*Short exercise:* Transcribe the records below exactly, leaving out any pictures.

*Information shown:*
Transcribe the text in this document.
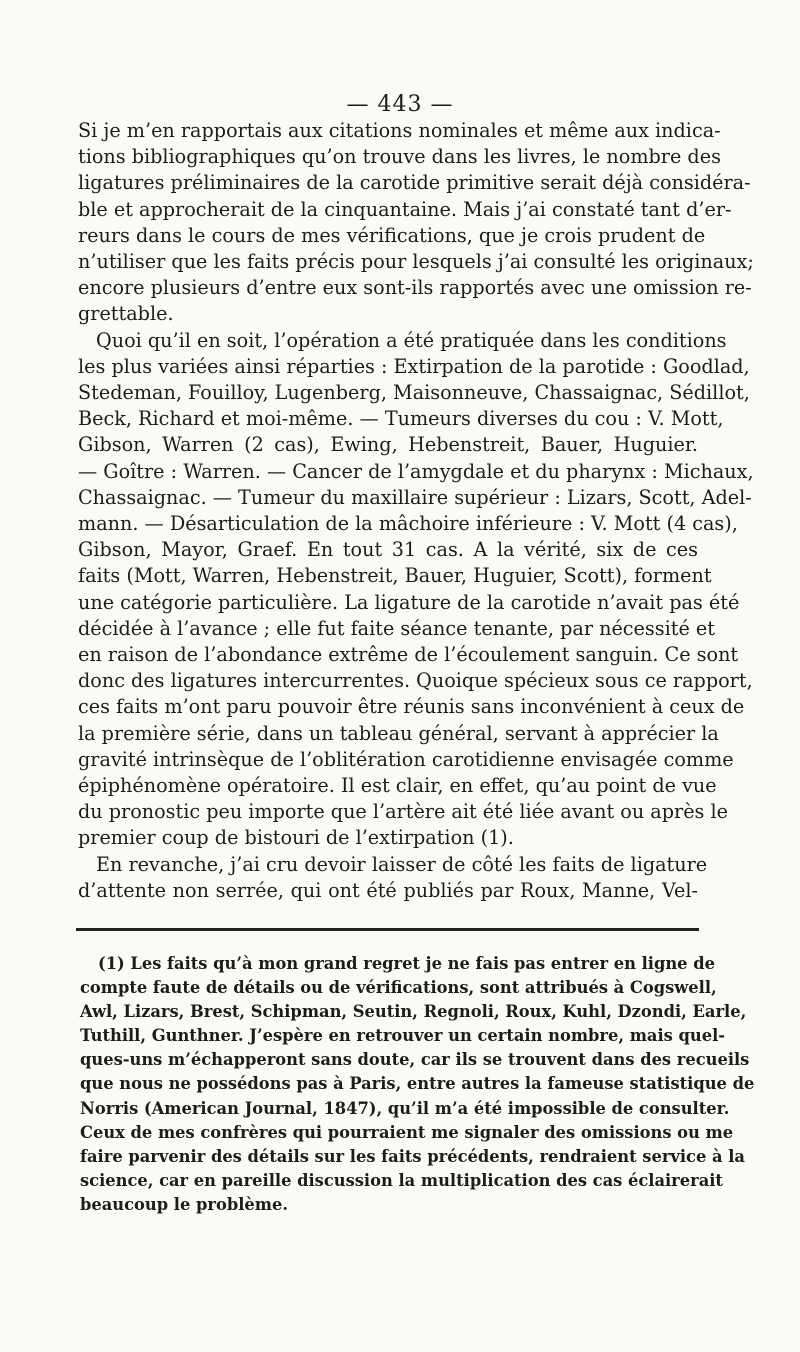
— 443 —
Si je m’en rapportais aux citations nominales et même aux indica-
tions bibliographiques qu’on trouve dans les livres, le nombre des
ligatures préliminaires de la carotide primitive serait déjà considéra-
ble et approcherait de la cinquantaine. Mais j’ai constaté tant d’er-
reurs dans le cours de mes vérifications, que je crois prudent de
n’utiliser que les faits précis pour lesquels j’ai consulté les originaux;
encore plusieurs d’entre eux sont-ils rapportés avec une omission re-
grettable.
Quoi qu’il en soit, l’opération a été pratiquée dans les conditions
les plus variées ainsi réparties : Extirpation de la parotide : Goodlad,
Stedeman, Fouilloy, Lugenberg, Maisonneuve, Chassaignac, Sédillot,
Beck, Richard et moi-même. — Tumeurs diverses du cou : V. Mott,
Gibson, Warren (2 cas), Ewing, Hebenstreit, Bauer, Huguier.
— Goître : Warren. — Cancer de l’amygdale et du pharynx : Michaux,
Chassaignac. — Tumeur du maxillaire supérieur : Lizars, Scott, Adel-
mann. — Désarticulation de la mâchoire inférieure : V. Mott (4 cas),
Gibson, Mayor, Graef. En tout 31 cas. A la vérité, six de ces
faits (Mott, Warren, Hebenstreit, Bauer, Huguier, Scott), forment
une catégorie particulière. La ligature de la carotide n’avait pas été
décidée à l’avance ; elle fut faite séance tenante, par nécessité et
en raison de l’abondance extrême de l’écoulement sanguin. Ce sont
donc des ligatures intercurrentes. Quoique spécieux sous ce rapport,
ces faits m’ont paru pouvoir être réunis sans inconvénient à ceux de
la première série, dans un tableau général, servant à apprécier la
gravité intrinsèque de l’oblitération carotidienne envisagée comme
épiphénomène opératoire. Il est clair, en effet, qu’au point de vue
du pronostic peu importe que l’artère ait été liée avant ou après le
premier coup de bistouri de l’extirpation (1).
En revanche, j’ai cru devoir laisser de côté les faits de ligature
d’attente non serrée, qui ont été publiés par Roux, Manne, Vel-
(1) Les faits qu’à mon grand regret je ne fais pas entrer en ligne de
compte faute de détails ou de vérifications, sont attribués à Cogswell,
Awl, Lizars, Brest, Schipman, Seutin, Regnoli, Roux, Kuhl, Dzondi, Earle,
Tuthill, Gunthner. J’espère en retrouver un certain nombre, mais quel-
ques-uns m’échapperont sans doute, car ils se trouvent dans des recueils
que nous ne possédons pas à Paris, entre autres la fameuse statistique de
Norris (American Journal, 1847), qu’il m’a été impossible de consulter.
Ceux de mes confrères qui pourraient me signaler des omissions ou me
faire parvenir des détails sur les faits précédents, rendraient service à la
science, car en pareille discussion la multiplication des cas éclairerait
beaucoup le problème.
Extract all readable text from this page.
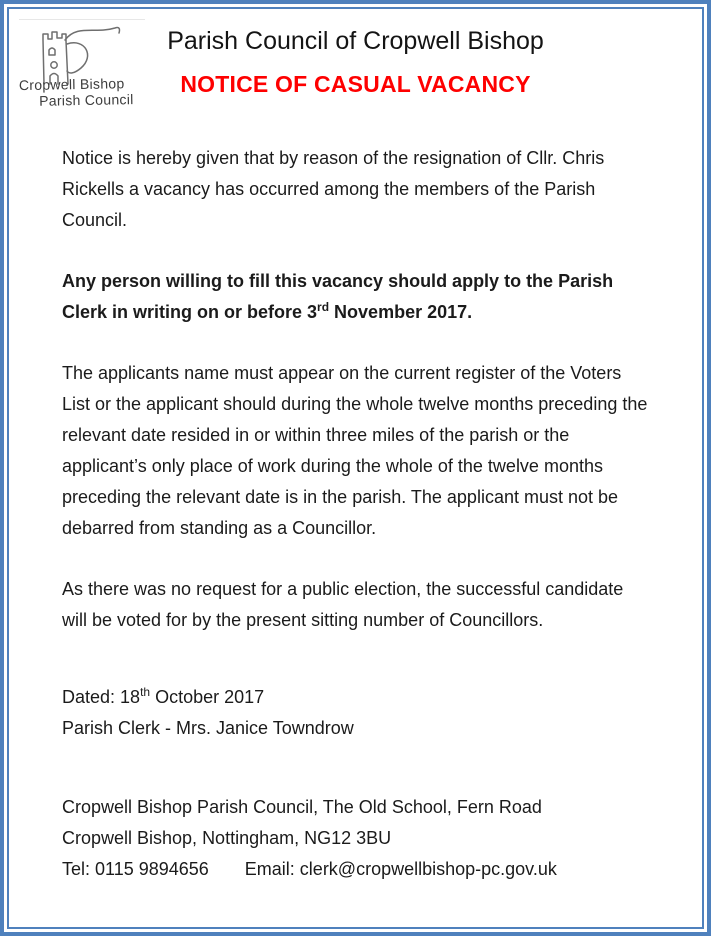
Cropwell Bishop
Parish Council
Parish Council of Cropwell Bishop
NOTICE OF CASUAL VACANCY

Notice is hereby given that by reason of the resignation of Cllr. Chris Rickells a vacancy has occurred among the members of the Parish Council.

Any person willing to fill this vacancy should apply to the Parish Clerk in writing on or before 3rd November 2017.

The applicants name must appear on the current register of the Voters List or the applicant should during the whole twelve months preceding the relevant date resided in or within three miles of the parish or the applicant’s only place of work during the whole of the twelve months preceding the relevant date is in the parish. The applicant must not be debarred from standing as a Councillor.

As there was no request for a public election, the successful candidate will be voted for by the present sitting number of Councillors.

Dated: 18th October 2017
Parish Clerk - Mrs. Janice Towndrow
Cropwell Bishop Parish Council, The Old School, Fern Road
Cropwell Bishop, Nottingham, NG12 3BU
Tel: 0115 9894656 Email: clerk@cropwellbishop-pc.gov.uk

*Output for this exercise:*
Transcribe the text in this document.
— 443 —
Si je m’en rapportais aux citations nominales et même aux indica-
tions bibliographiques qu’on trouve dans les livres, le nombre des
ligatures préliminaires de la carotide primitive serait déjà considéra-
ble et approcherait de la cinquantaine. Mais j’ai constaté tant d’er-
reurs dans le cours de mes vérifications, que je crois prudent de
n’utiliser que les faits précis pour lesquels j’ai consulté les originaux;
encore plusieurs d’entre eux sont-ils rapportés avec une omission re-
grettable.
Quoi qu’il en soit, l’opération a été pratiquée dans les conditions
les plus variées ainsi réparties : Extirpation de la parotide : Goodlad,
Stedeman, Fouilloy, Lugenberg, Maisonneuve, Chassaignac, Sédillot,
Beck, Richard et moi-même. — Tumeurs diverses du cou : V. Mott,
Gibson, Warren (2 cas), Ewing, Hebenstreit, Bauer, Huguier.
— Goître : Warren. — Cancer de l’amygdale et du pharynx : Michaux,
Chassaignac. — Tumeur du maxillaire supérieur : Lizars, Scott, Adel-
mann. — Désarticulation de la mâchoire inférieure : V. Mott (4 cas),
Gibson, Mayor, Graef. En tout 31 cas. A la vérité, six de ces
faits (Mott, Warren, Hebenstreit, Bauer, Huguier, Scott), forment
une catégorie particulière. La ligature de la carotide n’avait pas été
décidée à l’avance ; elle fut faite séance tenante, par nécessité et
en raison de l’abondance extrême de l’écoulement sanguin. Ce sont
donc des ligatures intercurrentes. Quoique spécieux sous ce rapport,
ces faits m’ont paru pouvoir être réunis sans inconvénient à ceux de
la première série, dans un tableau général, servant à apprécier la
gravité intrinsèque de l’oblitération carotidienne envisagée comme
épiphénomène opératoire. Il est clair, en effet, qu’au point de vue
du pronostic peu importe que l’artère ait été liée avant ou après le
premier coup de bistouri de l’extirpation (1).
En revanche, j’ai cru devoir laisser de côté les faits de ligature
d’attente non serrée, qui ont été publiés par Roux, Manne, Vel-
(1) Les faits qu’à mon grand regret je ne fais pas entrer en ligne de
compte faute de détails ou de vérifications, sont attribués à Cogswell,
Awl, Lizars, Brest, Schipman, Seutin, Regnoli, Roux, Kuhl, Dzondi, Earle,
Tuthill, Gunthner. J’espère en retrouver un certain nombre, mais quel-
ques-uns m’échapperont sans doute, car ils se trouvent dans des recueils
que nous ne possédons pas à Paris, entre autres la fameuse statistique de
Norris (American Journal, 1847), qu’il m’a été impossible de consulter.
Ceux de mes confrères qui pourraient me signaler des omissions ou me
faire parvenir des détails sur les faits précédents, rendraient service à la
science, car en pareille discussion la multiplication des cas éclairerait
beaucoup le problème.
Extract all readable text from this page.
Cropwell Bishop
Parish Council
Parish Council of Cropwell Bishop
NOTICE OF CASUAL VACANCY

Notice is hereby given that by reason of the resignation of Cllr. Chris Rickells a vacancy has occurred among the members of the Parish Council.

Any person willing to fill this vacancy should apply to the Parish Clerk in writing on or before 3rd November 2017.

The applicants name must appear on the current register of the Voters List or the applicant should during the whole twelve months preceding the relevant date resided in or within three miles of the parish or the applicant’s only place of work during the whole of the twelve months preceding the relevant date is in the parish. The applicant must not be debarred from standing as a Councillor.

As there was no request for a public election, the successful candidate will be voted for by the present sitting number of Councillors.

Dated: 18th October 2017
Parish Clerk - Mrs. Janice Towndrow
Cropwell Bishop Parish Council, The Old School, Fern Road
Cropwell Bishop, Nottingham, NG12 3BU
Tel: 0115 9894656 Email: clerk@cropwellbishop-pc.gov.uk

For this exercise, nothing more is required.